_Exercise directions:_
Print all the records exactly, please.

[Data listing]
::::::::::
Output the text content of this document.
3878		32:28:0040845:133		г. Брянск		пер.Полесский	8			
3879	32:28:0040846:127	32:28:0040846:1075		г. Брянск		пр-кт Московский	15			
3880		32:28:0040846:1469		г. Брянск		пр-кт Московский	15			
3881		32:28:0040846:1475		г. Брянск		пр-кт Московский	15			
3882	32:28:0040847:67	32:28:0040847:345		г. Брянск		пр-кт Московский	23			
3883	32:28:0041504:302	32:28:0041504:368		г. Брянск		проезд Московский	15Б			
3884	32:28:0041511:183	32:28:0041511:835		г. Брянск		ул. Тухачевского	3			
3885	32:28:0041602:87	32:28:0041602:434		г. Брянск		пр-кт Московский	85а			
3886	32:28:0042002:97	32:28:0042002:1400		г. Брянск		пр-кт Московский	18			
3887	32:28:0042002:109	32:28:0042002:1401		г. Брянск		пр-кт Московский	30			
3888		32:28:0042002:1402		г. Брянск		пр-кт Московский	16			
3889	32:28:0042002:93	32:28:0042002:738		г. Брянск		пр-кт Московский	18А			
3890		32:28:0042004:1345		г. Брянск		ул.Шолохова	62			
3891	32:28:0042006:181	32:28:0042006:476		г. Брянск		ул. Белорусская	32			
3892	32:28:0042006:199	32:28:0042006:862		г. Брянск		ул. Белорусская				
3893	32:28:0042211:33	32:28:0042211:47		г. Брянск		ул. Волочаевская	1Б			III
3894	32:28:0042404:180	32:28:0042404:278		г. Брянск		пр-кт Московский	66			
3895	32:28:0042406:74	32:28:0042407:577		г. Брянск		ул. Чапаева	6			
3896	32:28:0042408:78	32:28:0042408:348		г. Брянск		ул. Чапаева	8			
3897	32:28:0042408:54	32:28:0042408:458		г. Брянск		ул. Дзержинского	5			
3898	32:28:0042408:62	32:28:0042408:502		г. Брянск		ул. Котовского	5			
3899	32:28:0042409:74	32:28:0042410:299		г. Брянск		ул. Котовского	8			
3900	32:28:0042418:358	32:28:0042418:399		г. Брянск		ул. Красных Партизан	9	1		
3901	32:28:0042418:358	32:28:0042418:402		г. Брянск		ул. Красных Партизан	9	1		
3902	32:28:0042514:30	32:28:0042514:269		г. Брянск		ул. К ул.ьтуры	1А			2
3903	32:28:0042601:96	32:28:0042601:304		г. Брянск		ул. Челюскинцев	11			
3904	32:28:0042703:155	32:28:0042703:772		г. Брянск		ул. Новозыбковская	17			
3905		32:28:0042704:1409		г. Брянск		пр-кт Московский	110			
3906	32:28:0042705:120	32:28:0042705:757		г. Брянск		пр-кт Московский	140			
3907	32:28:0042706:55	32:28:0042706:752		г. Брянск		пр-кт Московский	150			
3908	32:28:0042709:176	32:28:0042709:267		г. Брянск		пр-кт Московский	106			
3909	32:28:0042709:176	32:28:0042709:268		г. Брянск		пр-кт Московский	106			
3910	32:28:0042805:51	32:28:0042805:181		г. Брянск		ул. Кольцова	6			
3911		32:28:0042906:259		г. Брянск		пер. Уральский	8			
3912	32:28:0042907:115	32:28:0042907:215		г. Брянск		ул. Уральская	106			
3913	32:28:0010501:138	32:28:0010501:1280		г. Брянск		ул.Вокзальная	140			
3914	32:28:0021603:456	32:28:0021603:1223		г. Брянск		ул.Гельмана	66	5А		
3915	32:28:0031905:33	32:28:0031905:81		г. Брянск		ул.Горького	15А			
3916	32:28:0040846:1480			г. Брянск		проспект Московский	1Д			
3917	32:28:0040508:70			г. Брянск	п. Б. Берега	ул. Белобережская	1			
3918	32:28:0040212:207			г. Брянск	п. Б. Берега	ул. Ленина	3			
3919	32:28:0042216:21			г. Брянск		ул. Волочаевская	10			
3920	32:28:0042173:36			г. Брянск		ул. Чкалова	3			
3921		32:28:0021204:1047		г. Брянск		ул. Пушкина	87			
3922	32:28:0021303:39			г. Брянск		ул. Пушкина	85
::::::::::
_Task answer:_
Output the text content of this document.
3878		32:28:0040845:133		г. Брянск		пер.Полесский	8			
3879	32:28:0040846:127	32:28:0040846:1075		г. Брянск		пр-кт Московский	15			
3880		32:28:0040846:1469		г. Брянск		пр-кт Московский	15			
3881		32:28:0040846:1475		г. Брянск		пр-кт Московский	15			
3882	32:28:0040847:67	32:28:0040847:345		г. Брянск		пр-кт Московский	23			
3883	32:28:0041504:302	32:28:0041504:368		г. Брянск		проезд Московский	15Б			
3884	32:28:0041511:183	32:28:0041511:835		г. Брянск		ул. Тухачевского	3			
3885	32:28:0041602:87	32:28:0041602:434		г. Брянск		пр-кт Московский	85а			
3886	32:28:0042002:97	32:28:0042002:1400		г. Брянск		пр-кт Московский	18			
3887	32:28:0042002:109	32:28:0042002:1401		г. Брянск		пр-кт Московский	30			
3888		32:28:0042002:1402		г. Брянск		пр-кт Московский	16			
3889	32:28:0042002:93	32:28:0042002:738		г. Брянск		пр-кт Московский	18А			
3890		32:28:0042004:1345		г. Брянск		ул.Шолохова	62			
3891	32:28:0042006:181	32:28:0042006:476		г. Брянск		ул. Белорусская	32			
3892	32:28:0042006:199	32:28:0042006:862		г. Брянск		ул. Белорусская				
3893	32:28:0042211:33	32:28:0042211:47		г. Брянск		ул. Волочаевская	1Б			III
3894	32:28:0042404:180	32:28:0042404:278		г. Брянск		пр-кт Московский	66			
3895	32:28:0042406:74	32:28:0042407:577		г. Брянск		ул. Чапаева	6			
3896	32:28:0042408:78	32:28:0042408:348		г. Брянск		ул. Чапаева	8			
3897	32:28:0042408:54	32:28:0042408:458		г. Брянск		ул. Дзержинского	5			
3898	32:28:0042408:62	32:28:0042408:502		г. Брянск		ул. Котовского	5			
3899	32:28:0042409:74	32:28:0042410:299		г. Брянск		ул. Котовского	8			
3900	32:28:0042418:358	32:28:0042418:399		г. Брянск		ул. Красных Партизан	9	1		
3901	32:28:0042418:358	32:28:0042418:402		г. Брянск		ул. Красных Партизан	9	1		
3902	32:28:0042514:30	32:28:0042514:269		г. Брянск		ул. К ул.ьтуры	1А			2
3903	32:28:0042601:96	32:28:0042601:304		г. Брянск		ул. Челюскинцев	11			
3904	32:28:0042703:155	32:28:0042703:772		г. Брянск		ул. Новозыбковская	17			
3905		32:28:0042704:1409		г. Брянск		пр-кт Московский	110			
3906	32:28:0042705:120	32:28:0042705:757		г. Брянск		пр-кт Московский	140			
3907	32:28:0042706:55	32:28:0042706:752		г. Брянск		пр-кт Московский	150			
3908	32:28:0042709:176	32:28:0042709:267		г. Брянск		пр-кт Московский	106			
3909	32:28:0042709:176	32:28:0042709:268		г. Брянск		пр-кт Московский	106			
3910	32:28:0042805:51	32:28:0042805:181		г. Брянск		ул. Кольцова	6			
3911		32:28:0042906:259		г. Брянск		пер. Уральский	8			
3912	32:28:0042907:115	32:28:0042907:215		г. Брянск		ул. Уральская	106			
3913	32:28:0010501:138	32:28:0010501:1280		г. Брянск		ул.Вокзальная	140			
3914	32:28:0021603:456	32:28:0021603:1223		г. Брянск		ул.Гельмана	66	5А		
3915	32:28:0031905:33	32:28:0031905:81		г. Брянск		ул.Горького	15А			
3916	32:28:0040846:1480			г. Брянск		проспект Московский	1Д			
3917	32:28:0040508:70			г. Брянск	п. Б. Берега	ул. Белобережская	1			
3918	32:28:0040212:207			г. Брянск	п. Б. Берега	ул. Ленина	3			
3919	32:28:0042216:21			г. Брянск		ул. Волочаевская	10			
3920	32:28:0042173:36			г. Брянск		ул. Чкалова	3			
3921		32:28:0021204:1047		г. Брянск		ул. Пушкина	87			
3922	32:28:0021303:39			г. Брянск		ул. Пушкина	85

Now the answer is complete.